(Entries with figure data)

╭──

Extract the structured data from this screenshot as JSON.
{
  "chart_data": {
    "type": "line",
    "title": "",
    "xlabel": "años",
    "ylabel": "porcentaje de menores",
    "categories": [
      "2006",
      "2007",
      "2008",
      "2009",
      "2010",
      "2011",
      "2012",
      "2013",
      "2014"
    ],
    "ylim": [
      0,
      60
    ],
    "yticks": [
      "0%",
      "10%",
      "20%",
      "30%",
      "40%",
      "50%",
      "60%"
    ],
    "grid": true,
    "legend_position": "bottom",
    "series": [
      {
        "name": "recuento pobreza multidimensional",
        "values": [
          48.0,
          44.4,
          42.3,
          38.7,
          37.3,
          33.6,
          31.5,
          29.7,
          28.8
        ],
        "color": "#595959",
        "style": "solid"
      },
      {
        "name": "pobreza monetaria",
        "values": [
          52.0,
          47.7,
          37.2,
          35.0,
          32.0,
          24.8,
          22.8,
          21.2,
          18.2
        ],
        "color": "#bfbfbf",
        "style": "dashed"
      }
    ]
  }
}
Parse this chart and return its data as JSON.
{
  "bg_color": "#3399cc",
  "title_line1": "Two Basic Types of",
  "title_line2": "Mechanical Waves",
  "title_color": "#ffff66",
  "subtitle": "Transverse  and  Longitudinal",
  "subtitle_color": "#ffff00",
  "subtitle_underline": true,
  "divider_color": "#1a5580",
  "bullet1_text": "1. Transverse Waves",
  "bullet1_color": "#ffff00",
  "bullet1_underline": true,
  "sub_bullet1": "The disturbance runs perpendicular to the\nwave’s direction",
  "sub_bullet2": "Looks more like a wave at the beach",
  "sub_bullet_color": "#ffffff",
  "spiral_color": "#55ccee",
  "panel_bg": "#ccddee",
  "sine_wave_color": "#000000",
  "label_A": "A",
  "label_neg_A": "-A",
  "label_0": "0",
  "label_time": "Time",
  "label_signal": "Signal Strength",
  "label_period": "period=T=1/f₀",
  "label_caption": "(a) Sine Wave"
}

╰──

Look above for lines with the word "JSON" and copy them all.

Extract the structured data from this screenshot as JSON.
Parse this chart and return its data as JSON.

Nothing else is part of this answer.